[Task description]: What follows is a set of entries. Give them again exactly, without the pictures.

***** Excerpted data

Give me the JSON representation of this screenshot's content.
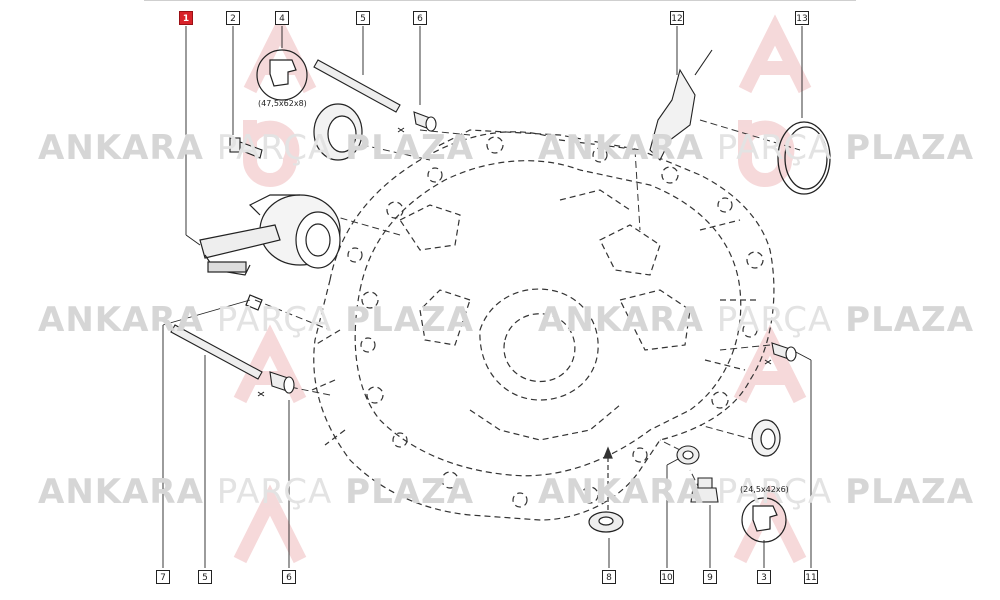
{
  "diagram": {
    "callouts": [
      {
        "label": "1",
        "selected": true
      },
      {
        "label": "2"
      },
      {
        "label": "4"
      },
      {
        "label": "5"
      },
      {
        "label": "6"
      },
      {
        "label": "12"
      },
      {
        "label": "13"
      },
      {
        "label": "7"
      },
      {
        "label": "5"
      },
      {
        "label": "6"
      },
      {
        "label": "8"
      },
      {
        "label": "10"
      },
      {
        "label": "9"
      },
      {
        "label": "3"
      },
      {
        "label": "11"
      }
    ],
    "dimensions": {
      "seal_top": "(47,5x62x8)",
      "seal_bottom": "(24,5x42x6)"
    },
    "accent_color": "#d8232a"
  },
  "watermark": {
    "brand_bold_1": "ANKARA",
    "brand_light": "PARÇA",
    "brand_bold_2": "PLAZA",
    "logo_text": "AP"
  }
}
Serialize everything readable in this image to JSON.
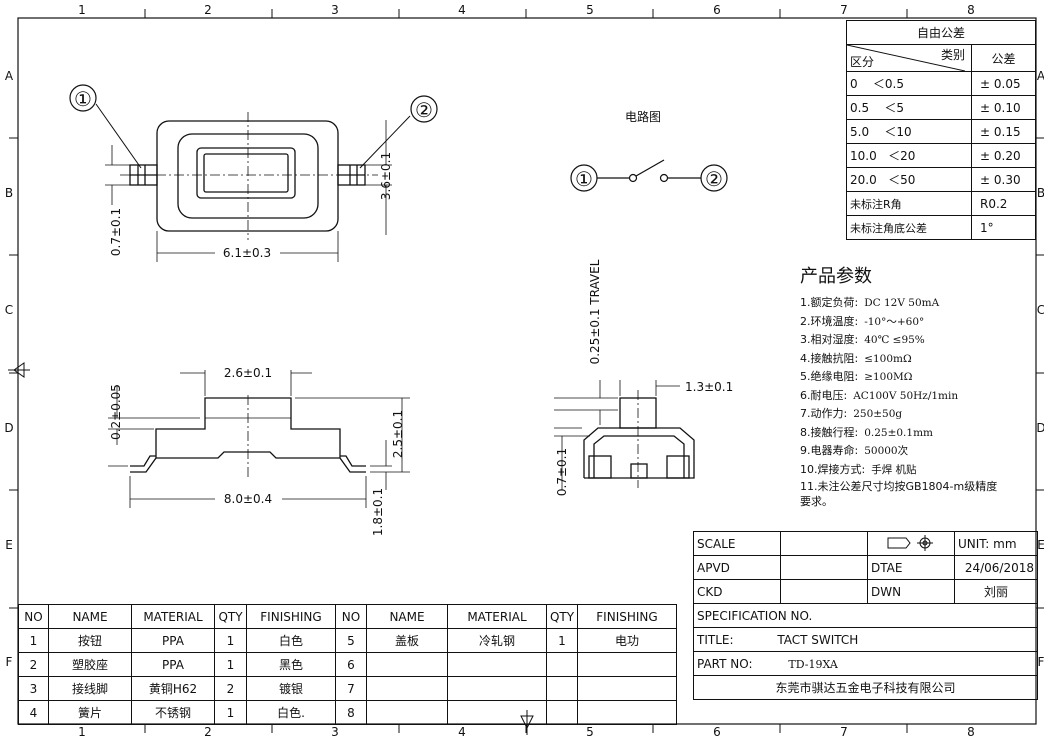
{
  "frame": {
    "col_labels": [
      "1",
      "2",
      "3",
      "4",
      "5",
      "6",
      "7",
      "8"
    ],
    "row_labels": [
      "A",
      "B",
      "C",
      "D",
      "E",
      "F"
    ]
  },
  "callouts": {
    "one": "①",
    "two": "②"
  },
  "dimensions": {
    "top_width": "6.1±0.3",
    "top_lead_height": "0.7±0.1",
    "top_body_height": "3.6±0.1",
    "side_plunger_width": "2.6±0.1",
    "side_plunger_offset": "0.2±0.05",
    "side_total_height": "2.5±0.1",
    "side_total_width": "8.0±0.4",
    "side_lead_height": "1.8±0.1",
    "travel": "0.25±0.1  TRAVEL",
    "end_width": "1.3±0.1",
    "end_lead_height": "0.7±0.1"
  },
  "circuit": {
    "title": "电路图",
    "pin1": "①",
    "pin2": "②"
  },
  "tolerance_table": {
    "title": "自由公差",
    "header_category": "类别",
    "header_zone": "区分",
    "header_tolerance": "公差",
    "rows": [
      {
        "range": "0    ＜0.5",
        "tol": "± 0.05"
      },
      {
        "range": "0.5    ＜5",
        "tol": "± 0.10"
      },
      {
        "range": "5.0    ＜10",
        "tol": "± 0.15"
      },
      {
        "range": "10.0   ＜20",
        "tol": "± 0.20"
      },
      {
        "range": "20.0   ＜50",
        "tol": "± 0.30"
      },
      {
        "range": "未标注R角",
        "tol": "R0.2"
      },
      {
        "range": "未标注角底公差",
        "tol": "1°"
      }
    ]
  },
  "product_params": {
    "title": "产品参数",
    "items": [
      {
        "label": "1.额定负荷:",
        "value": "DC 12V 50mA"
      },
      {
        "label": "2.环境温度:",
        "value": "-10°～+60°"
      },
      {
        "label": "3.相对湿度:",
        "value": "40℃ ≤95%"
      },
      {
        "label": "4.接触抗阻:",
        "value": "≤100mΩ"
      },
      {
        "label": "5.绝缘电阻:",
        "value": "≥100MΩ"
      },
      {
        "label": "6.耐电压:",
        "value": "AC100V 50Hz/1min"
      },
      {
        "label": "7.动作力:",
        "value": "250±50g"
      },
      {
        "label": "8.接触行程:",
        "value": "0.25±0.1mm"
      },
      {
        "label": "9.电器寿命:",
        "value": "50000次"
      },
      {
        "label": "10.焊接方式:",
        "value": "手焊 机贴"
      },
      {
        "label": "11.未注公差尺寸均按GB1804-m级精度要求。",
        "value": ""
      }
    ]
  },
  "title_block": {
    "scale_label": "SCALE",
    "scale_value": "",
    "unit": "UNIT: mm",
    "apvd_label": "APVD",
    "date_label": "DTAE",
    "date_value": "24/06/2018",
    "ckd_label": "CKD",
    "dwn_label": "DWN",
    "dwn_value": "刘丽",
    "spec_label": "SPECIFICATION NO.",
    "title_label": "TITLE:",
    "title_value": "TACT  SWITCH",
    "part_label": "PART NO:",
    "part_value": "TD-19XA",
    "company": "东莞市骐达五金电子科技有限公司"
  },
  "bom": {
    "headers": [
      "NO",
      "NAME",
      "MATERIAL",
      "QTY",
      "FINISHING",
      "NO",
      "NAME",
      "MATERIAL",
      "QTY",
      "FINISHING"
    ],
    "rows": [
      [
        "1",
        "按钮",
        "PPA",
        "1",
        "白色",
        "5",
        "盖板",
        "冷轧钢",
        "1",
        "电功"
      ],
      [
        "2",
        "塑胶座",
        "PPA",
        "1",
        "黑色",
        "6",
        "",
        "",
        "",
        ""
      ],
      [
        "3",
        "接线脚",
        "黄铜H62",
        "2",
        "镀银",
        "7",
        "",
        "",
        "",
        ""
      ],
      [
        "4",
        "簧片",
        "不锈钢",
        "1",
        "白色.",
        "8",
        "",
        "",
        "",
        ""
      ]
    ]
  }
}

**********

[Solution for this exercise]:
Give me the JSON representation of this screenshot's content.
{
  "diagram": {
    "callouts": [
      {
        "label": "1",
        "selected": true
      },
      {
        "label": "2"
      },
      {
        "label": "4"
      },
      {
        "label": "5"
      },
      {
        "label": "6"
      },
      {
        "label": "12"
      },
      {
        "label": "13"
      },
      {
        "label": "7"
      },
      {
        "label": "5"
      },
      {
        "label": "6"
      },
      {
        "label": "8"
      },
      {
        "label": "10"
      },
      {
        "label": "9"
      },
      {
        "label": "3"
      },
      {
        "label": "11"
      }
    ],
    "dimensions": {
      "seal_top": "(47,5x62x8)",
      "seal_bottom": "(24,5x42x6)"
    },
    "accent_color": "#d8232a"
  },
  "watermark": {
    "brand_bold_1": "ANKARA",
    "brand_light": "PARÇA",
    "brand_bold_2": "PLAZA",
    "logo_text": "AP"
  }
}
Serialize everything readable in this image to JSON.
{
  "frame": {
    "col_labels": [
      "1",
      "2",
      "3",
      "4",
      "5",
      "6",
      "7",
      "8"
    ],
    "row_labels": [
      "A",
      "B",
      "C",
      "D",
      "E",
      "F"
    ]
  },
  "callouts": {
    "one": "①",
    "two": "②"
  },
  "dimensions": {
    "top_width": "6.1±0.3",
    "top_lead_height": "0.7±0.1",
    "top_body_height": "3.6±0.1",
    "side_plunger_width": "2.6±0.1",
    "side_plunger_offset": "0.2±0.05",
    "side_total_height": "2.5±0.1",
    "side_total_width": "8.0±0.4",
    "side_lead_height": "1.8±0.1",
    "travel": "0.25±0.1  TRAVEL",
    "end_width": "1.3±0.1",
    "end_lead_height": "0.7±0.1"
  },
  "circuit": {
    "title": "电路图",
    "pin1": "①",
    "pin2": "②"
  },
  "tolerance_table": {
    "title": "自由公差",
    "header_category": "类别",
    "header_zone": "区分",
    "header_tolerance": "公差",
    "rows": [
      {
        "range": "0    ＜0.5",
        "tol": "± 0.05"
      },
      {
        "range": "0.5    ＜5",
        "tol": "± 0.10"
      },
      {
        "range": "5.0    ＜10",
        "tol": "± 0.15"
      },
      {
        "range": "10.0   ＜20",
        "tol": "± 0.20"
      },
      {
        "range": "20.0   ＜50",
        "tol": "± 0.30"
      },
      {
        "range": "未标注R角",
        "tol": "R0.2"
      },
      {
        "range": "未标注角底公差",
        "tol": "1°"
      }
    ]
  },
  "product_params": {
    "title": "产品参数",
    "items": [
      {
        "label": "1.额定负荷:",
        "value": "DC 12V 50mA"
      },
      {
        "label": "2.环境温度:",
        "value": "-10°～+60°"
      },
      {
        "label": "3.相对湿度:",
        "value": "40℃ ≤95%"
      },
      {
        "label": "4.接触抗阻:",
        "value": "≤100mΩ"
      },
      {
        "label": "5.绝缘电阻:",
        "value": "≥100MΩ"
      },
      {
        "label": "6.耐电压:",
        "value": "AC100V 50Hz/1min"
      },
      {
        "label": "7.动作力:",
        "value": "250±50g"
      },
      {
        "label": "8.接触行程:",
        "value": "0.25±0.1mm"
      },
      {
        "label": "9.电器寿命:",
        "value": "50000次"
      },
      {
        "label": "10.焊接方式:",
        "value": "手焊 机贴"
      },
      {
        "label": "11.未注公差尺寸均按GB1804-m级精度要求。",
        "value": ""
      }
    ]
  },
  "title_block": {
    "scale_label": "SCALE",
    "scale_value": "",
    "unit": "UNIT: mm",
    "apvd_label": "APVD",
    "date_label": "DTAE",
    "date_value": "24/06/2018",
    "ckd_label": "CKD",
    "dwn_label": "DWN",
    "dwn_value": "刘丽",
    "spec_label": "SPECIFICATION NO.",
    "title_label": "TITLE:",
    "title_value": "TACT  SWITCH",
    "part_label": "PART NO:",
    "part_value": "TD-19XA",
    "company": "东莞市骐达五金电子科技有限公司"
  },
  "bom": {
    "headers": [
      "NO",
      "NAME",
      "MATERIAL",
      "QTY",
      "FINISHING",
      "NO",
      "NAME",
      "MATERIAL",
      "QTY",
      "FINISHING"
    ],
    "rows": [
      [
        "1",
        "按钮",
        "PPA",
        "1",
        "白色",
        "5",
        "盖板",
        "冷轧钢",
        "1",
        "电功"
      ],
      [
        "2",
        "塑胶座",
        "PPA",
        "1",
        "黑色",
        "6",
        "",
        "",
        "",
        ""
      ],
      [
        "3",
        "接线脚",
        "黄铜H62",
        "2",
        "镀银",
        "7",
        "",
        "",
        "",
        ""
      ],
      [
        "4",
        "簧片",
        "不锈钢",
        "1",
        "白色.",
        "8",
        "",
        "",
        "",
        ""
      ]
    ]
  }
}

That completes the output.